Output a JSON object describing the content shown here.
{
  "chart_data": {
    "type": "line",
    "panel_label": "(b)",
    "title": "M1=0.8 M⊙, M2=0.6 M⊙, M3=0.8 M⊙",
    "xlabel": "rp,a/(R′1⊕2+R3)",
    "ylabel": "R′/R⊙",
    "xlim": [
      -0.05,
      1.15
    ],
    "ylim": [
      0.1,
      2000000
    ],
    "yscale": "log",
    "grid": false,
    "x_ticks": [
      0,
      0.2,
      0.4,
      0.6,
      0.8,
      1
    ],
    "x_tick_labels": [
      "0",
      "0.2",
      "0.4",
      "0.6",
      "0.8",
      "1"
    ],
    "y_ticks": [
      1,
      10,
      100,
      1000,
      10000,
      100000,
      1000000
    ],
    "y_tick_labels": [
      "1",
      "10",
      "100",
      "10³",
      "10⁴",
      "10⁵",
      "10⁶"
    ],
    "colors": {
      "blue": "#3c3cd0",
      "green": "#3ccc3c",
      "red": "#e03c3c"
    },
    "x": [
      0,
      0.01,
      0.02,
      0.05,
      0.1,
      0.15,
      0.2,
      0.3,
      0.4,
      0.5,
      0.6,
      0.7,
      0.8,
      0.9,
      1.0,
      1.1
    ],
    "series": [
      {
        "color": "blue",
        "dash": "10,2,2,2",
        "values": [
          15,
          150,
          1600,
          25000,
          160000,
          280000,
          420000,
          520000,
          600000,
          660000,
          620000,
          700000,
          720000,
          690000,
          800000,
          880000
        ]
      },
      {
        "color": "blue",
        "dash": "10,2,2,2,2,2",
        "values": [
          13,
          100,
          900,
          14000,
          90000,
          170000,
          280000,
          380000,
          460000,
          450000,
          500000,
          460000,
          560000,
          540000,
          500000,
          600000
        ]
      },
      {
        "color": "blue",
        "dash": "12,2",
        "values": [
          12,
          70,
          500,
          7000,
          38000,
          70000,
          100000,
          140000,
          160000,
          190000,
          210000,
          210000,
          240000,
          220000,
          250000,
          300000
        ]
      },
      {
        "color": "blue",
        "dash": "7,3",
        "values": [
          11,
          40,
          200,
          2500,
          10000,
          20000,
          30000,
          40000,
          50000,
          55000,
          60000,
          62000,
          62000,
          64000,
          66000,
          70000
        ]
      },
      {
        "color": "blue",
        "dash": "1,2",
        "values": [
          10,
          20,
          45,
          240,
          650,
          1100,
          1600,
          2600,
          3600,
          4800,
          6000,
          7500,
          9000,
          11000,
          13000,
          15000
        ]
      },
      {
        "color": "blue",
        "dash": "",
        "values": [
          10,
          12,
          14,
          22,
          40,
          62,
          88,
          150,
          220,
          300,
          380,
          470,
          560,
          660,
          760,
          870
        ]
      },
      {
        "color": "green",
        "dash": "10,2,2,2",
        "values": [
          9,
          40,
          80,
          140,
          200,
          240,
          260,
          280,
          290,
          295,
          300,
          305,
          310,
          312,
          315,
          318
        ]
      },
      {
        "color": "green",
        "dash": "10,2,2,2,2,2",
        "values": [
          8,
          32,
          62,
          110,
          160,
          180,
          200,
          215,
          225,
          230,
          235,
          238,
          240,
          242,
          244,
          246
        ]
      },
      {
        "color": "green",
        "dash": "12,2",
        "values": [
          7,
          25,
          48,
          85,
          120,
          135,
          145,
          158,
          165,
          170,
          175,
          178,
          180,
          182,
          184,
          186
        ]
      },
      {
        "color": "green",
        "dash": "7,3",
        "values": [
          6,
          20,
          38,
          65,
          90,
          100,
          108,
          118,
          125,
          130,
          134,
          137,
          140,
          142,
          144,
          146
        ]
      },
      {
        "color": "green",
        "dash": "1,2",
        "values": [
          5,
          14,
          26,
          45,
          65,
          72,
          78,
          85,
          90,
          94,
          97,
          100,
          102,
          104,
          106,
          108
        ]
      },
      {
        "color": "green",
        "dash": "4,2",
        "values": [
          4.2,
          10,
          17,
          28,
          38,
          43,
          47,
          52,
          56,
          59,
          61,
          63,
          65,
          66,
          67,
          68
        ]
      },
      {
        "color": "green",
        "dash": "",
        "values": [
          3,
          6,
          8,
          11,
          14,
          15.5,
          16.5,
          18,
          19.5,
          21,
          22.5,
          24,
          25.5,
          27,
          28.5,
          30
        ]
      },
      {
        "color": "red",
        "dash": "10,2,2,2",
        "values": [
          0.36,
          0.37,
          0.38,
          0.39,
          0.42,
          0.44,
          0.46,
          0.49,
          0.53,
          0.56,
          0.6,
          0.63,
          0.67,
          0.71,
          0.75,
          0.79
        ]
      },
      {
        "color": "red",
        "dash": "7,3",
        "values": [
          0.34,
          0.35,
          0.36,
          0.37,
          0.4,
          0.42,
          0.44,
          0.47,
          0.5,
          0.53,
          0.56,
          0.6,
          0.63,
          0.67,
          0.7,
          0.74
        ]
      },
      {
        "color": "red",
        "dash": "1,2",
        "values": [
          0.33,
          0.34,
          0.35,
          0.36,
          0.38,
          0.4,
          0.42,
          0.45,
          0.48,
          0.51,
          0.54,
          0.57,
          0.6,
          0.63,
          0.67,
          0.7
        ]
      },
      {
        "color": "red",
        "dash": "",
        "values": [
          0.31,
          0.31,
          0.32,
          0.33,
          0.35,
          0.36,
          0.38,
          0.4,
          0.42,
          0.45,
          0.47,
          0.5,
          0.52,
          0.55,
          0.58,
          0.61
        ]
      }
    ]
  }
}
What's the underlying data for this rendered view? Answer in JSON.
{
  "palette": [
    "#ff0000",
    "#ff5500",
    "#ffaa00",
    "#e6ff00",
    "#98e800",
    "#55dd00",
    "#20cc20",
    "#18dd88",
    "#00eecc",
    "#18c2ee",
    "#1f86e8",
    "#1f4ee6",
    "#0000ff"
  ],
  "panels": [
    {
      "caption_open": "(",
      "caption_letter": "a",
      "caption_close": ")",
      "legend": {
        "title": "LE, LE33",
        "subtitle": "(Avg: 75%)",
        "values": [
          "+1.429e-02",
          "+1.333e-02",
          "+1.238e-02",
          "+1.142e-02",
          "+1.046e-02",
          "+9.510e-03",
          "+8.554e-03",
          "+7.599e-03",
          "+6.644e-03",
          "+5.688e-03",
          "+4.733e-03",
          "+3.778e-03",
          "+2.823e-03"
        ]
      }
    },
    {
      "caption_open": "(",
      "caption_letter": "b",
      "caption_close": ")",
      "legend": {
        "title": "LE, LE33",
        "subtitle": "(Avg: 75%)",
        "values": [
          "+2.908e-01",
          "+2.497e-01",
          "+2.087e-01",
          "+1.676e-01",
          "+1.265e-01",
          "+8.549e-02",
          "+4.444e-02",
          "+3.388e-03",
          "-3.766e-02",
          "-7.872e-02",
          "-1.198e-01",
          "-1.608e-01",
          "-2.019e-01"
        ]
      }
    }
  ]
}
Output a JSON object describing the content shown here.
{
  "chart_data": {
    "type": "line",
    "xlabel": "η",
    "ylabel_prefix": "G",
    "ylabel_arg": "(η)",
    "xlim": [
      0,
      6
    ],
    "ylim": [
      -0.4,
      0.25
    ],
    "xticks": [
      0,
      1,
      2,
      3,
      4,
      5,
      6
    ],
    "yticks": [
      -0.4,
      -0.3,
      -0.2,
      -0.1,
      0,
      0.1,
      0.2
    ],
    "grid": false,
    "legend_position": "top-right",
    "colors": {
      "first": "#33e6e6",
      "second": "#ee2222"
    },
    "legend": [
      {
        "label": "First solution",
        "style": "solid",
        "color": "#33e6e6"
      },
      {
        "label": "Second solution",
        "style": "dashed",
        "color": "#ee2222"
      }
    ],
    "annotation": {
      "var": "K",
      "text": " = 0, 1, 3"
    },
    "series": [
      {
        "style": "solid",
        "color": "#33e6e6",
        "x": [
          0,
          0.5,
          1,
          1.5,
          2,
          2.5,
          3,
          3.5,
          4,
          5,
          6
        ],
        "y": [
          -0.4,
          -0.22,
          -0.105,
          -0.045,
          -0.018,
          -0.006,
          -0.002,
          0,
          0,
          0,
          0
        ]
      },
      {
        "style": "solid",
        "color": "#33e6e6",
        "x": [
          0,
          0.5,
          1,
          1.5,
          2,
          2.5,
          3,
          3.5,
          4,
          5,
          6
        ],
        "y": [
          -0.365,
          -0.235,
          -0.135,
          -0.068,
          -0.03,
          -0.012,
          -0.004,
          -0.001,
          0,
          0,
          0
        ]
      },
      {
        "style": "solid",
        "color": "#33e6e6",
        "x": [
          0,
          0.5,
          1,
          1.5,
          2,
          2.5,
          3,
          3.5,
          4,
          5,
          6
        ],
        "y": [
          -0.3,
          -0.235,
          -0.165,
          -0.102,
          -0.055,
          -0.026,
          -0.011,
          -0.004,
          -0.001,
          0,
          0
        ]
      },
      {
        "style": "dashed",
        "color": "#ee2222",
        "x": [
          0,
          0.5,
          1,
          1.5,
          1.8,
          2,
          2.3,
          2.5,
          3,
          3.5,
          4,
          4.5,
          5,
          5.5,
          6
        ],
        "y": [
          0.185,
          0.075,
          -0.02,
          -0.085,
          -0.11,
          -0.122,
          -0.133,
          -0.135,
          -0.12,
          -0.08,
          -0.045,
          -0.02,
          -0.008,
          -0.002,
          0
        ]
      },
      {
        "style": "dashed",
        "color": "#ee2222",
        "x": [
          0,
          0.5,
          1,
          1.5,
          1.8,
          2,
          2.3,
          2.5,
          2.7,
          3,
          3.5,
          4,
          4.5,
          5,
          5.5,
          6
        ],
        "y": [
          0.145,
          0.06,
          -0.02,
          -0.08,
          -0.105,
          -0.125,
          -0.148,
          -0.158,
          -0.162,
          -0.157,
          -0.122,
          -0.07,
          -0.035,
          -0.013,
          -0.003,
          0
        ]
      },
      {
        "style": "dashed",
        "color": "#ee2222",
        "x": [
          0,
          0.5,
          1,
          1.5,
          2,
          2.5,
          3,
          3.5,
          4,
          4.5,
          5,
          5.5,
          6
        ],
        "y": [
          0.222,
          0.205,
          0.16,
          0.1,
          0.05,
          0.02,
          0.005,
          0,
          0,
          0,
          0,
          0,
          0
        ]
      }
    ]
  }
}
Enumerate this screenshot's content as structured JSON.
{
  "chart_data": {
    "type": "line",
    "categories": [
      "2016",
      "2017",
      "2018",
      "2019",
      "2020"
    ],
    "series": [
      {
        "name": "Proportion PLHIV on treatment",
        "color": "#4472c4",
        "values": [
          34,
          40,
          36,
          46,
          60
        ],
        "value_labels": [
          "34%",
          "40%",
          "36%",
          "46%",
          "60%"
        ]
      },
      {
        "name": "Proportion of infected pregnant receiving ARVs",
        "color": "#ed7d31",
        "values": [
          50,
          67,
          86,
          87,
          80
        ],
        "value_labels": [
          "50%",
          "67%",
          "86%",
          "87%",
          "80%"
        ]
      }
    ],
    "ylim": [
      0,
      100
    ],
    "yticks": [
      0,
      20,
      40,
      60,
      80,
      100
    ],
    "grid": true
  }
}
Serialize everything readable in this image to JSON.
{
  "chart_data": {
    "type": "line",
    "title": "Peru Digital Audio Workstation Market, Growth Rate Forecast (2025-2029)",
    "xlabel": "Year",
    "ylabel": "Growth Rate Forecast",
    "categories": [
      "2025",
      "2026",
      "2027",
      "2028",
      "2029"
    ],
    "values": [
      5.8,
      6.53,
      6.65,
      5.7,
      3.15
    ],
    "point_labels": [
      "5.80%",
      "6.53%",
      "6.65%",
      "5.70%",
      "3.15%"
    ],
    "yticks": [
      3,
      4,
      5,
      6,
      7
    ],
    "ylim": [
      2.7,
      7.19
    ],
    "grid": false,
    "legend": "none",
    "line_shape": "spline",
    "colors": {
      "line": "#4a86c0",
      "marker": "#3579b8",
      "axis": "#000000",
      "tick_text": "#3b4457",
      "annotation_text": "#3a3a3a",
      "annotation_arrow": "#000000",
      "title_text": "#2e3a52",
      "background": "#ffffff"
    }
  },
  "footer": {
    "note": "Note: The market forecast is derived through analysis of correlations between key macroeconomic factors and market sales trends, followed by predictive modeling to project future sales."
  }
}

────────

> **What you will do**: Copy every line of the material in which the word "this" occurs.

> **Worked solution**:
What's the underlying data for this rendered view? Answer in JSON.
Enumerate this screenshot's content as structured JSON.
Serialize everything readable in this image to JSON.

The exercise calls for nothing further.